**TASK DETAILS:** Reproduce the lines of the material exactly, excluding every image.

**DATASET ENTRIES:**
########################################

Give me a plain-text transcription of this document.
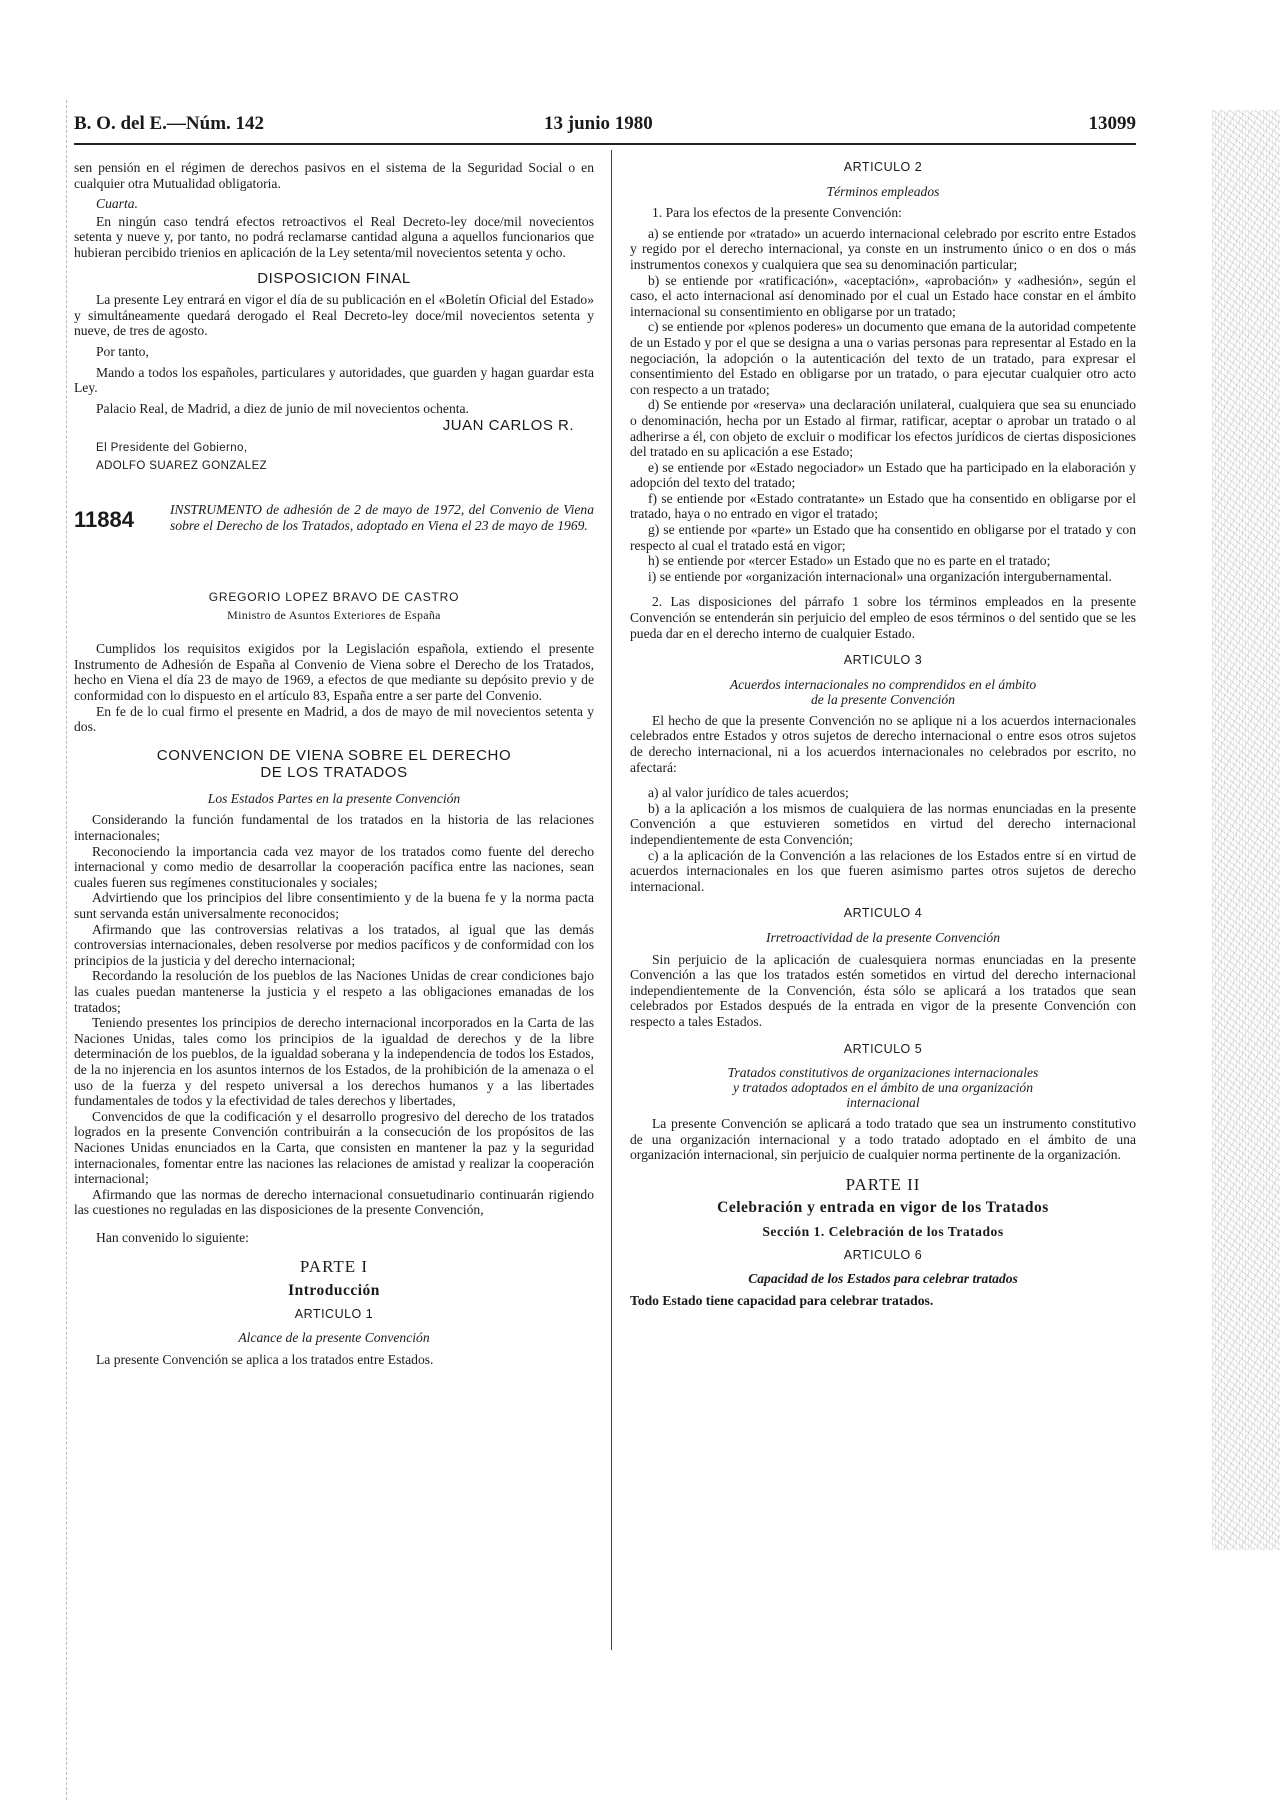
B. O. del E.—Núm. 142	13 junio 1980	13099

sen pensión en el régimen de derechos pasivos en el sistema de la Seguridad Social o en cualquier otra Mutualidad obligatoria.

Cuarta.

En ningún caso tendrá efectos retroactivos el Real Decreto-ley doce/mil novecientos setenta y nueve y, por tanto, no podrá reclamarse cantidad alguna a aquellos funcionarios que hubieran percibido trienios en aplicación de la Ley setenta/mil novecientos setenta y ocho.

DISPOSICION FINAL

La presente Ley entrará en vigor el día de su publicación en el «Boletín Oficial del Estado» y simultáneamente quedará derogado el Real Decreto-ley doce/mil novecientos setenta y nueve, de tres de agosto.

Por tanto,

Mando a todos los españoles, particulares y autoridades, que guarden y hagan guardar esta Ley.

Palacio Real, de Madrid, a diez de junio de mil novecientos ochenta.

JUAN CARLOS R.

El Presidente del Gobierno,

ADOLFO SUAREZ GONZALEZ

11884	INSTRUMENTO de adhesión de 2 de mayo de 1972, del Convenio de Viena sobre el Derecho de los Tratados, adoptado en Viena el 23 de mayo de 1969.
GREGORIO LOPEZ BRAVO DE CASTRO
Ministro de Asuntos Exteriores de España

Cumplidos los requisitos exigidos por la Legislación española, extiendo el presente Instrumento de Adhesión de España al Convenio de Viena sobre el Derecho de los Tratados, hecho en Viena el día 23 de mayo de 1969, a efectos de que mediante su depósito previo y de conformidad con lo dispuesto en el artículo 83, España entre a ser parte del Convenio.

En fe de lo cual firmo el presente en Madrid, a dos de mayo de mil novecientos setenta y dos.

CONVENCION DE VIENA SOBRE EL DERECHO
DE LOS TRATADOS
Los Estados Partes en la presente Convención

Considerando la función fundamental de los tratados en la historia de las relaciones internacionales;

Reconociendo la importancia cada vez mayor de los tratados como fuente del derecho internacional y como medio de desarrollar la cooperación pacífica entre las naciones, sean cuales fueren sus regímenes constitucionales y sociales;

Advirtiendo que los principios del libre consentimiento y de la buena fe y la norma pacta sunt servanda están universalmente reconocidos;

Afirmando que las controversias relativas a los tratados, al igual que las demás controversias internacionales, deben resolverse por medios pacíficos y de conformidad con los principios de la justicia y del derecho internacional;

Recordando la resolución de los pueblos de las Naciones Unidas de crear condiciones bajo las cuales puedan mantenerse la justicia y el respeto a las obligaciones emanadas de los tratados;

Teniendo presentes los principios de derecho internacional incorporados en la Carta de las Naciones Unidas, tales como los principios de la igualdad de derechos y de la libre determinación de los pueblos, de la igualdad soberana y la independencia de todos los Estados, de la no injerencia en los asuntos internos de los Estados, de la prohibición de la amenaza o el uso de la fuerza y del respeto universal a los derechos humanos y a las libertades fundamentales de todos y la efectividad de tales derechos y libertades,

Convencidos de que la codificación y el desarrollo progresivo del derecho de los tratados logrados en la presente Convención contribuirán a la consecución de los propósitos de las Naciones Unidas enunciados en la Carta, que consisten en mantener la paz y la seguridad internacionales, fomentar entre las naciones las relaciones de amistad y realizar la cooperación internacional;

Afirmando que las normas de derecho internacional consuetudinario continuarán rigiendo las cuestiones no reguladas en las disposiciones de la presente Convención,

Han convenido lo siguiente:

PARTE I
Introducción
ARTICULO 1
Alcance de la presente Convención

La presente Convención se aplica a los tratados entre Estados.

ARTICULO 2
Términos empleados

1. Para los efectos de la presente Convención:

a) se entiende por «tratado» un acuerdo internacional celebrado por escrito entre Estados y regido por el derecho internacional, ya conste en un instrumento único o en dos o más instrumentos conexos y cualquiera que sea su denominación particular;

b) se entiende por «ratificación», «aceptación», «aprobación» y «adhesión», según el caso, el acto internacional así denominado por el cual un Estado hace constar en el ámbito internacional su consentimiento en obligarse por un tratado;

c) se entiende por «plenos poderes» un documento que emana de la autoridad competente de un Estado y por el que se designa a una o varias personas para representar al Estado en la negociación, la adopción o la autenticación del texto de un tratado, para expresar el consentimiento del Estado en obligarse por un tratado, o para ejecutar cualquier otro acto con respecto a un tratado;

d) Se entiende por «reserva» una declaración unilateral, cualquiera que sea su enunciado o denominación, hecha por un Estado al firmar, ratificar, aceptar o aprobar un tratado o al adherirse a él, con objeto de excluir o modificar los efectos jurídicos de ciertas disposiciones del tratado en su aplicación a ese Estado;

e) se entiende por «Estado negociador» un Estado que ha participado en la elaboración y adopción del texto del tratado;

f) se entiende por «Estado contratante» un Estado que ha consentido en obligarse por el tratado, haya o no entrado en vigor el tratado;

g) se entiende por «parte» un Estado que ha consentido en obligarse por el tratado y con respecto al cual el tratado está en vigor;

h) se entiende por «tercer Estado» un Estado que no es parte en el tratado;

i) se entiende por «organización internacional» una organización intergubernamental.

2. Las disposiciones del párrafo 1 sobre los términos empleados en la presente Convención se entenderán sin perjuicio del empleo de esos términos o del sentido que se les pueda dar en el derecho interno de cualquier Estado.

ARTICULO 3
Acuerdos internacionales no comprendidos en el ámbito
de la presente Convención

El hecho de que la presente Convención no se aplique ni a los acuerdos internacionales celebrados entre Estados y otros sujetos de derecho internacional o entre esos otros sujetos de derecho internacional, ni a los acuerdos internacionales no celebrados por escrito, no afectará:

a) al valor jurídico de tales acuerdos;

b) a la aplicación a los mismos de cualquiera de las normas enunciadas en la presente Convención a que estuvieren sometidos en virtud del derecho internacional independientemente de esta Convención;

c) a la aplicación de la Convención a las relaciones de los Estados entre sí en virtud de acuerdos internacionales en los que fueren asimismo partes otros sujetos de derecho internacional.

ARTICULO 4
Irretroactividad de la presente Convención

Sin perjuicio de la aplicación de cualesquiera normas enunciadas en la presente Convención a las que los tratados estén sometidos en virtud del derecho internacional independientemente de la Convención, ésta sólo se aplicará a los tratados que sean celebrados por Estados después de la entrada en vigor de la presente Convención con respecto a tales Estados.

ARTICULO 5
Tratados constitutivos de organizaciones internacionales
y tratados adoptados en el ámbito de una organización
internacional

La presente Convención se aplicará a todo tratado que sea un instrumento constitutivo de una organización internacional y a todo tratado adoptado en el ámbito de una organización internacional, sin perjuicio de cualquier norma pertinente de la organización.

PARTE II
Celebración y entrada en vigor de los Tratados
Sección 1. Celebración de los Tratados
ARTICULO 6
Capacidad de los Estados para celebrar tratados

Todo Estado tiene capacidad para celebrar tratados.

########################################

**EXERCISE RESULT:**
Give me a plain-text transcription of this document.
B. O. del E.—Núm. 142	13 junio 1980	13099

sen pensión en el régimen de derechos pasivos en el sistema de la Seguridad Social o en cualquier otra Mutualidad obligatoria.

Cuarta.

En ningún caso tendrá efectos retroactivos el Real Decreto-ley doce/mil novecientos setenta y nueve y, por tanto, no podrá reclamarse cantidad alguna a aquellos funcionarios que hubieran percibido trienios en aplicación de la Ley setenta/mil novecientos setenta y ocho.

DISPOSICION FINAL

La presente Ley entrará en vigor el día de su publicación en el «Boletín Oficial del Estado» y simultáneamente quedará derogado el Real Decreto-ley doce/mil novecientos setenta y nueve, de tres de agosto.

Por tanto,

Mando a todos los españoles, particulares y autoridades, que guarden y hagan guardar esta Ley.

Palacio Real, de Madrid, a diez de junio de mil novecientos ochenta.

JUAN CARLOS R.

El Presidente del Gobierno,

ADOLFO SUAREZ GONZALEZ

11884	INSTRUMENTO de adhesión de 2 de mayo de 1972, del Convenio de Viena sobre el Derecho de los Tratados, adoptado en Viena el 23 de mayo de 1969.
GREGORIO LOPEZ BRAVO DE CASTRO
Ministro de Asuntos Exteriores de España

Cumplidos los requisitos exigidos por la Legislación española, extiendo el presente Instrumento de Adhesión de España al Convenio de Viena sobre el Derecho de los Tratados, hecho en Viena el día 23 de mayo de 1969, a efectos de que mediante su depósito previo y de conformidad con lo dispuesto en el artículo 83, España entre a ser parte del Convenio.

En fe de lo cual firmo el presente en Madrid, a dos de mayo de mil novecientos setenta y dos.

CONVENCION DE VIENA SOBRE EL DERECHO
DE LOS TRATADOS
Los Estados Partes en la presente Convención

Considerando la función fundamental de los tratados en la historia de las relaciones internacionales;

Reconociendo la importancia cada vez mayor de los tratados como fuente del derecho internacional y como medio de desarrollar la cooperación pacífica entre las naciones, sean cuales fueren sus regímenes constitucionales y sociales;

Advirtiendo que los principios del libre consentimiento y de la buena fe y la norma pacta sunt servanda están universalmente reconocidos;

Afirmando que las controversias relativas a los tratados, al igual que las demás controversias internacionales, deben resolverse por medios pacíficos y de conformidad con los principios de la justicia y del derecho internacional;

Recordando la resolución de los pueblos de las Naciones Unidas de crear condiciones bajo las cuales puedan mantenerse la justicia y el respeto a las obligaciones emanadas de los tratados;

Teniendo presentes los principios de derecho internacional incorporados en la Carta de las Naciones Unidas, tales como los principios de la igualdad de derechos y de la libre determinación de los pueblos, de la igualdad soberana y la independencia de todos los Estados, de la no injerencia en los asuntos internos de los Estados, de la prohibición de la amenaza o el uso de la fuerza y del respeto universal a los derechos humanos y a las libertades fundamentales de todos y la efectividad de tales derechos y libertades,

Convencidos de que la codificación y el desarrollo progresivo del derecho de los tratados logrados en la presente Convención contribuirán a la consecución de los propósitos de las Naciones Unidas enunciados en la Carta, que consisten en mantener la paz y la seguridad internacionales, fomentar entre las naciones las relaciones de amistad y realizar la cooperación internacional;

Afirmando que las normas de derecho internacional consuetudinario continuarán rigiendo las cuestiones no reguladas en las disposiciones de la presente Convención,

Han convenido lo siguiente:

PARTE I
Introducción
ARTICULO 1
Alcance de la presente Convención

La presente Convención se aplica a los tratados entre Estados.

ARTICULO 2
Términos empleados

1. Para los efectos de la presente Convención:

a) se entiende por «tratado» un acuerdo internacional celebrado por escrito entre Estados y regido por el derecho internacional, ya conste en un instrumento único o en dos o más instrumentos conexos y cualquiera que sea su denominación particular;

b) se entiende por «ratificación», «aceptación», «aprobación» y «adhesión», según el caso, el acto internacional así denominado por el cual un Estado hace constar en el ámbito internacional su consentimiento en obligarse por un tratado;

c) se entiende por «plenos poderes» un documento que emana de la autoridad competente de un Estado y por el que se designa a una o varias personas para representar al Estado en la negociación, la adopción o la autenticación del texto de un tratado, para expresar el consentimiento del Estado en obligarse por un tratado, o para ejecutar cualquier otro acto con respecto a un tratado;

d) Se entiende por «reserva» una declaración unilateral, cualquiera que sea su enunciado o denominación, hecha por un Estado al firmar, ratificar, aceptar o aprobar un tratado o al adherirse a él, con objeto de excluir o modificar los efectos jurídicos de ciertas disposiciones del tratado en su aplicación a ese Estado;

e) se entiende por «Estado negociador» un Estado que ha participado en la elaboración y adopción del texto del tratado;

f) se entiende por «Estado contratante» un Estado que ha consentido en obligarse por el tratado, haya o no entrado en vigor el tratado;

g) se entiende por «parte» un Estado que ha consentido en obligarse por el tratado y con respecto al cual el tratado está en vigor;

h) se entiende por «tercer Estado» un Estado que no es parte en el tratado;

i) se entiende por «organización internacional» una organización intergubernamental.

2. Las disposiciones del párrafo 1 sobre los términos empleados en la presente Convención se entenderán sin perjuicio del empleo de esos términos o del sentido que se les pueda dar en el derecho interno de cualquier Estado.

ARTICULO 3
Acuerdos internacionales no comprendidos en el ámbito
de la presente Convención

El hecho de que la presente Convención no se aplique ni a los acuerdos internacionales celebrados entre Estados y otros sujetos de derecho internacional o entre esos otros sujetos de derecho internacional, ni a los acuerdos internacionales no celebrados por escrito, no afectará:

a) al valor jurídico de tales acuerdos;

b) a la aplicación a los mismos de cualquiera de las normas enunciadas en la presente Convención a que estuvieren sometidos en virtud del derecho internacional independientemente de esta Convención;

c) a la aplicación de la Convención a las relaciones de los Estados entre sí en virtud de acuerdos internacionales en los que fueren asimismo partes otros sujetos de derecho internacional.

ARTICULO 4
Irretroactividad de la presente Convención

Sin perjuicio de la aplicación de cualesquiera normas enunciadas en la presente Convención a las que los tratados estén sometidos en virtud del derecho internacional independientemente de la Convención, ésta sólo se aplicará a los tratados que sean celebrados por Estados después de la entrada en vigor de la presente Convención con respecto a tales Estados.

ARTICULO 5
Tratados constitutivos de organizaciones internacionales
y tratados adoptados en el ámbito de una organización
internacional

La presente Convención se aplicará a todo tratado que sea un instrumento constitutivo de una organización internacional y a todo tratado adoptado en el ámbito de una organización internacional, sin perjuicio de cualquier norma pertinente de la organización.

PARTE II
Celebración y entrada en vigor de los Tratados
Sección 1. Celebración de los Tratados
ARTICULO 6
Capacidad de los Estados para celebrar tratados

Todo Estado tiene capacidad para celebrar tratados.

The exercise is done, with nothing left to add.